» **STATED PROBLEM**
Read the records and gather each line that includes "with".

(Data items)

#####

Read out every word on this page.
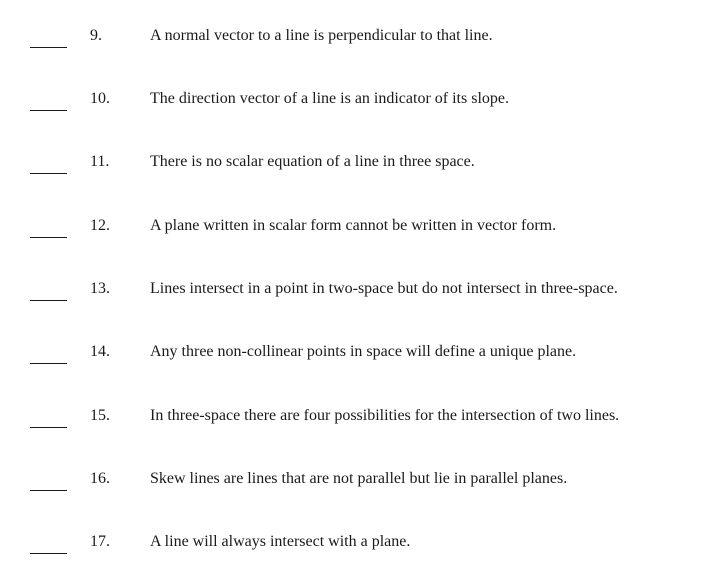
9.	A normal vector to a line is perpendicular to that line.
10.	The direction vector of a line is an indicator of its slope.
11.	There is no scalar equation of a line in three space.
12.	A plane written in scalar form cannot be written in vector form.
13.	Lines intersect in a point in two-space but do not intersect in three-space.
14.	Any three non-collinear points in space will define a unique plane.
15.	In three-space there are four possibilities for the intersection of two lines.
16.	Skew lines are lines that are not parallel but lie in parallel planes.
17.	A line will always intersect with a plane.
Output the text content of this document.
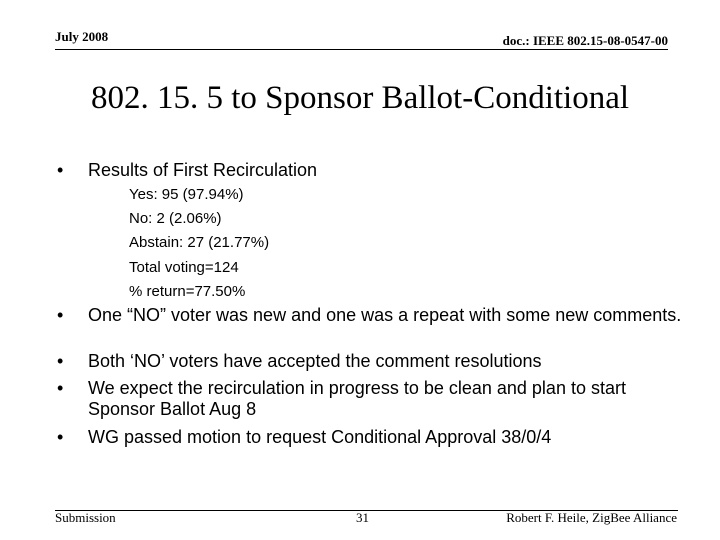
July 2008	doc.: IEEE 802.15-08-0547-00
802. 15. 5 to Sponsor Ballot-Conditional
• Results of First Recirculation
Yes: 95 (97.94%)
No: 2 (2.06%)
Abstain: 27 (21.77%)
Total voting=124
% return=77.50%
• One “NO” voter was new and one was a repeat with some new comments.
• Both ‘NO’ voters have accepted the comment resolutions
• We expect the recirculation in progress to be clean and plan to start Sponsor Ballot Aug 8
• WG passed motion to request Conditional Approval 38/0/4
Submission	31	Robert F. Heile, ZigBee Alliance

#####

» **ANSWER TO THE EXERCISE**
17.	A line will always intersect with a plane.
• One “NO” voter was new and one was a repeat with some new comments.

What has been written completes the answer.